Each entry should be quoted word for word, including every mark of punctuation.

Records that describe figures
________________

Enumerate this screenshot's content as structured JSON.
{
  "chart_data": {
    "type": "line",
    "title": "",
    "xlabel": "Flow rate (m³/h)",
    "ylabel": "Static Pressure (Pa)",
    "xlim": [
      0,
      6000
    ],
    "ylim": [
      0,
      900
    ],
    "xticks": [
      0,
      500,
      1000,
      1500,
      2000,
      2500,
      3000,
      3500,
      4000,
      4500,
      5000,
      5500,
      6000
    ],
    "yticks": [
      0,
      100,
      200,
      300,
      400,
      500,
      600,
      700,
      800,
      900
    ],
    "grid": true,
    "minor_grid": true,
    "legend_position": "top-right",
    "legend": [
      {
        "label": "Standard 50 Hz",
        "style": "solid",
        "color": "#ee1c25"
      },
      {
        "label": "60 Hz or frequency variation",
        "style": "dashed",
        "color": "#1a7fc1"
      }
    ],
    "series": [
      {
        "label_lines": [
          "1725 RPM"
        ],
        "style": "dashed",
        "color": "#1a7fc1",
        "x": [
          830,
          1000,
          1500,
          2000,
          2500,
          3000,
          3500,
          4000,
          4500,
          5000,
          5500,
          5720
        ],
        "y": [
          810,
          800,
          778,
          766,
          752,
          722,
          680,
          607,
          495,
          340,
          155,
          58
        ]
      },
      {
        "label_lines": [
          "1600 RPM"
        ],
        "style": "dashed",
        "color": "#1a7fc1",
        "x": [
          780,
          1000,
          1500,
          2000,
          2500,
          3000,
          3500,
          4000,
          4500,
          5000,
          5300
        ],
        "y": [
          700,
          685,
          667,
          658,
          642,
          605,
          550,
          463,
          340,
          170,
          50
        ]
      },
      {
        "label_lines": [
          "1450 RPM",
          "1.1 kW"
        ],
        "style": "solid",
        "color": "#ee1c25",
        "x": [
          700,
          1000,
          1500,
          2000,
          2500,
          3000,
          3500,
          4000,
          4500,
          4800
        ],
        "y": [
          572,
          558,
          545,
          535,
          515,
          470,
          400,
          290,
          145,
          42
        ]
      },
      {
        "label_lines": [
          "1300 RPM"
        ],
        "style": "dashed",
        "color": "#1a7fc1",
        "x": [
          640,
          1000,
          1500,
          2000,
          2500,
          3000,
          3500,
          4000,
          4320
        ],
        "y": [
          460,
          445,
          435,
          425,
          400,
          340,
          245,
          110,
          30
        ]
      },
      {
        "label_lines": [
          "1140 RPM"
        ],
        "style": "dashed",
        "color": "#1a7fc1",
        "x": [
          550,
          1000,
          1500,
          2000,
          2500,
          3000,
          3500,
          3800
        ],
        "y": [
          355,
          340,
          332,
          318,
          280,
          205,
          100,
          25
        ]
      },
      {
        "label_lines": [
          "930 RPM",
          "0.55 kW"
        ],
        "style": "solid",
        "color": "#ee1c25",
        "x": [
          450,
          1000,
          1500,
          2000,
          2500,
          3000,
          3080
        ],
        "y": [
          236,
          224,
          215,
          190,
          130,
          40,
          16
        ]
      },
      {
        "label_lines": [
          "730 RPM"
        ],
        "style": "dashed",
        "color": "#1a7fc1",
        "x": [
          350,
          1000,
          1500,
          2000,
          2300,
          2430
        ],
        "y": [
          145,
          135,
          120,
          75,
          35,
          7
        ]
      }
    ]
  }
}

________________

__Completed task__:
Enumerate this screenshot's content as structured JSON.
{
  "chart_data": {
    "type": "line",
    "title": "",
    "xlabel": "Flow rate (m³/h)",
    "ylabel": "Static Pressure (Pa)",
    "xlim": [
      0,
      6000
    ],
    "ylim": [
      0,
      900
    ],
    "xticks": [
      0,
      500,
      1000,
      1500,
      2000,
      2500,
      3000,
      3500,
      4000,
      4500,
      5000,
      5500,
      6000
    ],
    "yticks": [
      0,
      100,
      200,
      300,
      400,
      500,
      600,
      700,
      800,
      900
    ],
    "grid": true,
    "minor_grid": true,
    "legend_position": "top-right",
    "legend": [
      {
        "label": "Standard 50 Hz",
        "style": "solid",
        "color": "#ee1c25"
      },
      {
        "label": "60 Hz or frequency variation",
        "style": "dashed",
        "color": "#1a7fc1"
      }
    ],
    "series": [
      {
        "label_lines": [
          "1725 RPM"
        ],
        "style": "dashed",
        "color": "#1a7fc1",
        "x": [
          830,
          1000,
          1500,
          2000,
          2500,
          3000,
          3500,
          4000,
          4500,
          5000,
          5500,
          5720
        ],
        "y": [
          810,
          800,
          778,
          766,
          752,
          722,
          680,
          607,
          495,
          340,
          155,
          58
        ]
      },
      {
        "label_lines": [
          "1600 RPM"
        ],
        "style": "dashed",
        "color": "#1a7fc1",
        "x": [
          780,
          1000,
          1500,
          2000,
          2500,
          3000,
          3500,
          4000,
          4500,
          5000,
          5300
        ],
        "y": [
          700,
          685,
          667,
          658,
          642,
          605,
          550,
          463,
          340,
          170,
          50
        ]
      },
      {
        "label_lines": [
          "1450 RPM",
          "1.1 kW"
        ],
        "style": "solid",
        "color": "#ee1c25",
        "x": [
          700,
          1000,
          1500,
          2000,
          2500,
          3000,
          3500,
          4000,
          4500,
          4800
        ],
        "y": [
          572,
          558,
          545,
          535,
          515,
          470,
          400,
          290,
          145,
          42
        ]
      },
      {
        "label_lines": [
          "1300 RPM"
        ],
        "style": "dashed",
        "color": "#1a7fc1",
        "x": [
          640,
          1000,
          1500,
          2000,
          2500,
          3000,
          3500,
          4000,
          4320
        ],
        "y": [
          460,
          445,
          435,
          425,
          400,
          340,
          245,
          110,
          30
        ]
      },
      {
        "label_lines": [
          "1140 RPM"
        ],
        "style": "dashed",
        "color": "#1a7fc1",
        "x": [
          550,
          1000,
          1500,
          2000,
          2500,
          3000,
          3500,
          3800
        ],
        "y": [
          355,
          340,
          332,
          318,
          280,
          205,
          100,
          25
        ]
      },
      {
        "label_lines": [
          "930 RPM",
          "0.55 kW"
        ],
        "style": "solid",
        "color": "#ee1c25",
        "x": [
          450,
          1000,
          1500,
          2000,
          2500,
          3000,
          3080
        ],
        "y": [
          236,
          224,
          215,
          190,
          130,
          40,
          16
        ]
      },
      {
        "label_lines": [
          "730 RPM"
        ],
        "style": "dashed",
        "color": "#1a7fc1",
        "x": [
          350,
          1000,
          1500,
          2000,
          2300,
          2430
        ],
        "y": [
          145,
          135,
          120,
          75,
          35,
          7
        ]
      }
    ]
  }
}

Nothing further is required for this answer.